(Page transcription records)
==*==

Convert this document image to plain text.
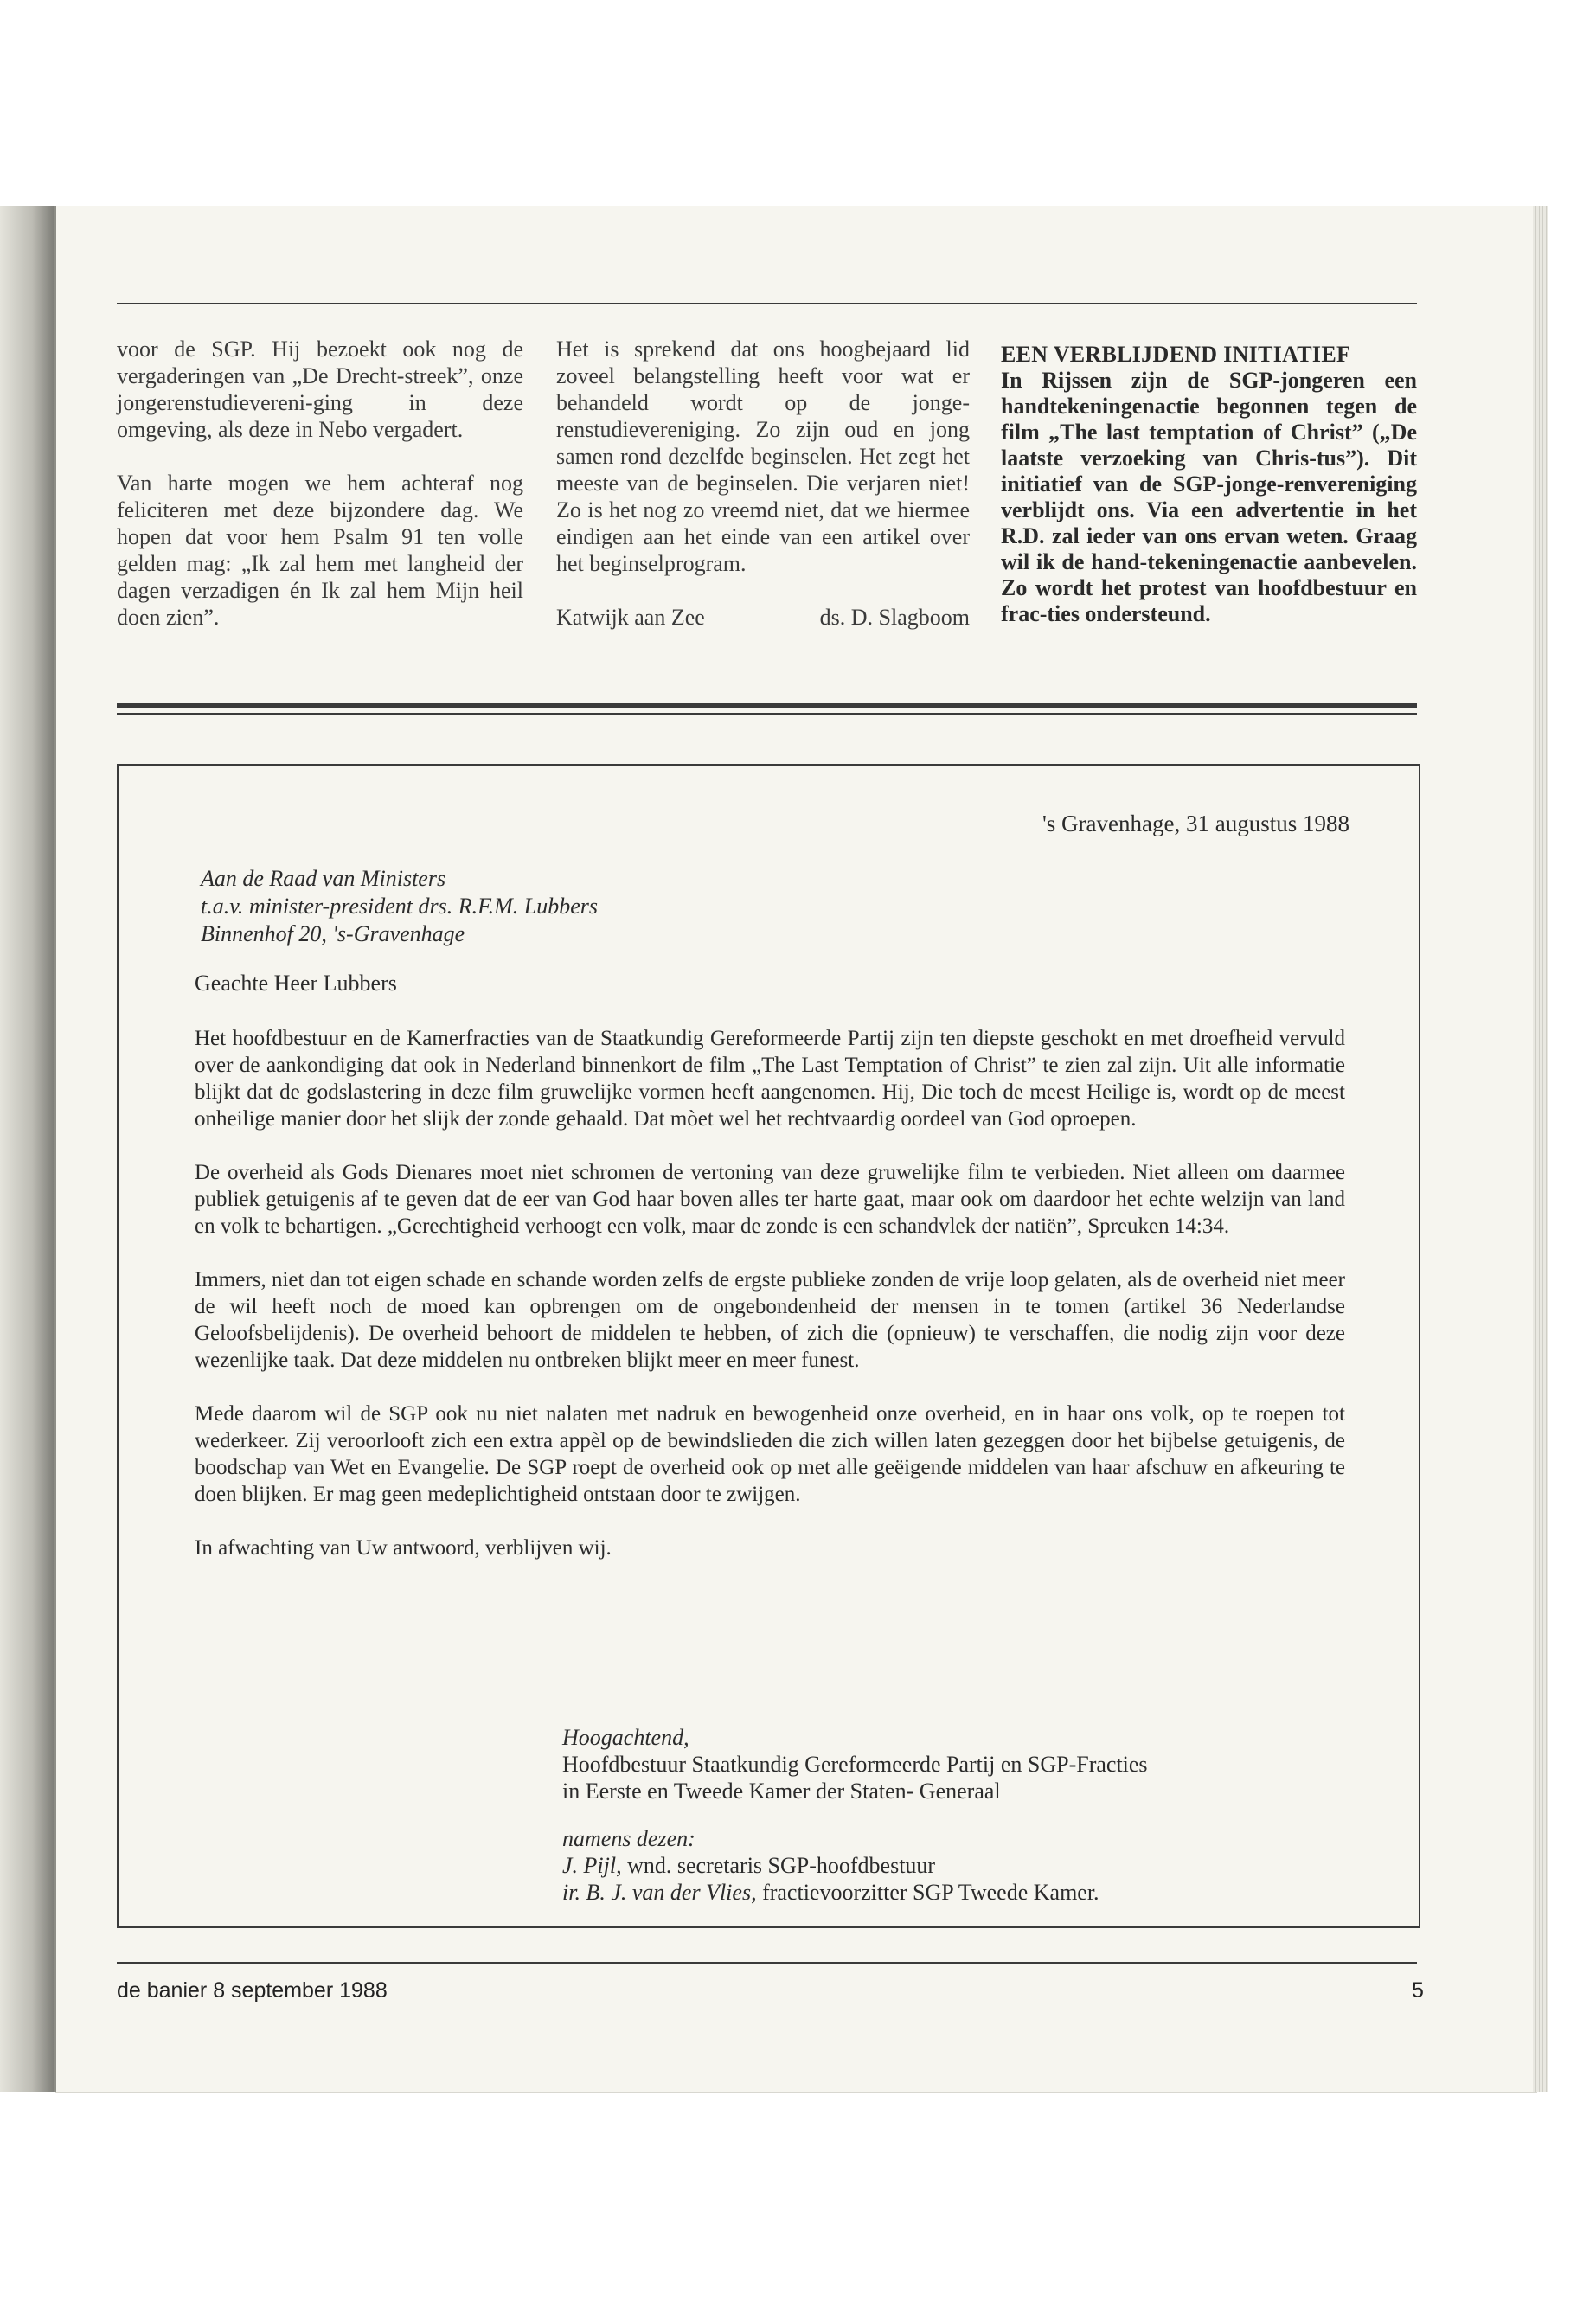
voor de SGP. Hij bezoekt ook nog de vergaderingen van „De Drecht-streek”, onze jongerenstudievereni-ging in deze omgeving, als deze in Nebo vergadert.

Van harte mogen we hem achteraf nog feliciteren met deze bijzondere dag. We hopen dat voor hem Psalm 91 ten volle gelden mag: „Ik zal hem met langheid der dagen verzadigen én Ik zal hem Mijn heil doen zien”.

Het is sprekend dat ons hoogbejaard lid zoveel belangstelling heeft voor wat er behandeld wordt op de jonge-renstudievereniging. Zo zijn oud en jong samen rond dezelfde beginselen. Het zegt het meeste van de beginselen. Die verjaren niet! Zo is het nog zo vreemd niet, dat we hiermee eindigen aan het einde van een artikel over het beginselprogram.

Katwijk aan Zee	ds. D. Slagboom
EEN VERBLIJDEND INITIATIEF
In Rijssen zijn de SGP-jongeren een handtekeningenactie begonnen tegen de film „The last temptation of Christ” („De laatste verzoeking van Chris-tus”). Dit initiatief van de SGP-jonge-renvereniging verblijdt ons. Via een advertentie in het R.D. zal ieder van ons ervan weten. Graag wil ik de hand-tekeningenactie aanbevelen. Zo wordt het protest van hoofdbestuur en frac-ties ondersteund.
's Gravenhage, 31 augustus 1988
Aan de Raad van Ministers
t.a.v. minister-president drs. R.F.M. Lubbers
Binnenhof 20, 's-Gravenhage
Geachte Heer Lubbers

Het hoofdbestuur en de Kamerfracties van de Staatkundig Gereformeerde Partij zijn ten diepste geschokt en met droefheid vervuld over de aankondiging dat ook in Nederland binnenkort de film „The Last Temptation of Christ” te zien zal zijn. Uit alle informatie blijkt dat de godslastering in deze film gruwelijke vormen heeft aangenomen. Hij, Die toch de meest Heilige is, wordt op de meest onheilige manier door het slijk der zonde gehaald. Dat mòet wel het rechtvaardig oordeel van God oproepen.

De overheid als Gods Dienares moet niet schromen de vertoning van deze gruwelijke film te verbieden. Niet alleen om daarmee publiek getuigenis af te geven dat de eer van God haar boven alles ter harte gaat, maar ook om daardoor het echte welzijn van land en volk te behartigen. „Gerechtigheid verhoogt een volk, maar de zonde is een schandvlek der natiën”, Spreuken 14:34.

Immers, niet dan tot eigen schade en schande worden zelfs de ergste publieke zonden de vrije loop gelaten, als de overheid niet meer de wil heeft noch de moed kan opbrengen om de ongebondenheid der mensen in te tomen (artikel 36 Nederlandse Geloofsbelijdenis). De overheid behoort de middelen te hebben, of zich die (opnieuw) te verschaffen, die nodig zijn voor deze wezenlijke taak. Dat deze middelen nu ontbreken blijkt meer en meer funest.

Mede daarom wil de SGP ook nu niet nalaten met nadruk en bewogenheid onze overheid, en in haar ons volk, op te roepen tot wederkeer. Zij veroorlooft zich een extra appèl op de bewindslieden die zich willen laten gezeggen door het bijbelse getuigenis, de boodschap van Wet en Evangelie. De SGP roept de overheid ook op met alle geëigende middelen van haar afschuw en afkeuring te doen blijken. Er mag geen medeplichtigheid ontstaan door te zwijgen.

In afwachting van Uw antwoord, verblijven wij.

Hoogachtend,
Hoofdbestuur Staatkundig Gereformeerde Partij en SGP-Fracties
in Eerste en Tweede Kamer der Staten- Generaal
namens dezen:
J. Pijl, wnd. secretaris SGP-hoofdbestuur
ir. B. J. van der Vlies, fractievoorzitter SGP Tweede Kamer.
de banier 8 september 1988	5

==*==

== Task description ==
Could the entries above be printed again exactly, apart from the pictures?

== Solved exercise ==
Convert this document image to plain text.
voor de SGP. Hij bezoekt ook nog de vergaderingen van „De Drecht-streek”, onze jongerenstudievereni-ging in deze omgeving, als deze in Nebo vergadert.

Van harte mogen we hem achteraf nog feliciteren met deze bijzondere dag. We hopen dat voor hem Psalm 91 ten volle gelden mag: „Ik zal hem met langheid der dagen verzadigen én Ik zal hem Mijn heil doen zien”.

Het is sprekend dat ons hoogbejaard lid zoveel belangstelling heeft voor wat er behandeld wordt op de jonge-renstudievereniging. Zo zijn oud en jong samen rond dezelfde beginselen. Het zegt het meeste van de beginselen. Die verjaren niet! Zo is het nog zo vreemd niet, dat we hiermee eindigen aan het einde van een artikel over het beginselprogram.

Katwijk aan Zee	ds. D. Slagboom
EEN VERBLIJDEND INITIATIEF
In Rijssen zijn de SGP-jongeren een handtekeningenactie begonnen tegen de film „The last temptation of Christ” („De laatste verzoeking van Chris-tus”). Dit initiatief van de SGP-jonge-renvereniging verblijdt ons. Via een advertentie in het R.D. zal ieder van ons ervan weten. Graag wil ik de hand-tekeningenactie aanbevelen. Zo wordt het protest van hoofdbestuur en frac-ties ondersteund.
's Gravenhage, 31 augustus 1988
Aan de Raad van Ministers
t.a.v. minister-president drs. R.F.M. Lubbers
Binnenhof 20, 's-Gravenhage
Geachte Heer Lubbers

Het hoofdbestuur en de Kamerfracties van de Staatkundig Gereformeerde Partij zijn ten diepste geschokt en met droefheid vervuld over de aankondiging dat ook in Nederland binnenkort de film „The Last Temptation of Christ” te zien zal zijn. Uit alle informatie blijkt dat de godslastering in deze film gruwelijke vormen heeft aangenomen. Hij, Die toch de meest Heilige is, wordt op de meest onheilige manier door het slijk der zonde gehaald. Dat mòet wel het rechtvaardig oordeel van God oproepen.

De overheid als Gods Dienares moet niet schromen de vertoning van deze gruwelijke film te verbieden. Niet alleen om daarmee publiek getuigenis af te geven dat de eer van God haar boven alles ter harte gaat, maar ook om daardoor het echte welzijn van land en volk te behartigen. „Gerechtigheid verhoogt een volk, maar de zonde is een schandvlek der natiën”, Spreuken 14:34.

Immers, niet dan tot eigen schade en schande worden zelfs de ergste publieke zonden de vrije loop gelaten, als de overheid niet meer de wil heeft noch de moed kan opbrengen om de ongebondenheid der mensen in te tomen (artikel 36 Nederlandse Geloofsbelijdenis). De overheid behoort de middelen te hebben, of zich die (opnieuw) te verschaffen, die nodig zijn voor deze wezenlijke taak. Dat deze middelen nu ontbreken blijkt meer en meer funest.

Mede daarom wil de SGP ook nu niet nalaten met nadruk en bewogenheid onze overheid, en in haar ons volk, op te roepen tot wederkeer. Zij veroorlooft zich een extra appèl op de bewindslieden die zich willen laten gezeggen door het bijbelse getuigenis, de boodschap van Wet en Evangelie. De SGP roept de overheid ook op met alle geëigende middelen van haar afschuw en afkeuring te doen blijken. Er mag geen medeplichtigheid ontstaan door te zwijgen.

In afwachting van Uw antwoord, verblijven wij.

Hoogachtend,
Hoofdbestuur Staatkundig Gereformeerde Partij en SGP-Fracties
in Eerste en Tweede Kamer der Staten- Generaal
namens dezen:
J. Pijl, wnd. secretaris SGP-hoofdbestuur
ir. B. J. van der Vlies, fractievoorzitter SGP Tweede Kamer.
de banier 8 september 1988	5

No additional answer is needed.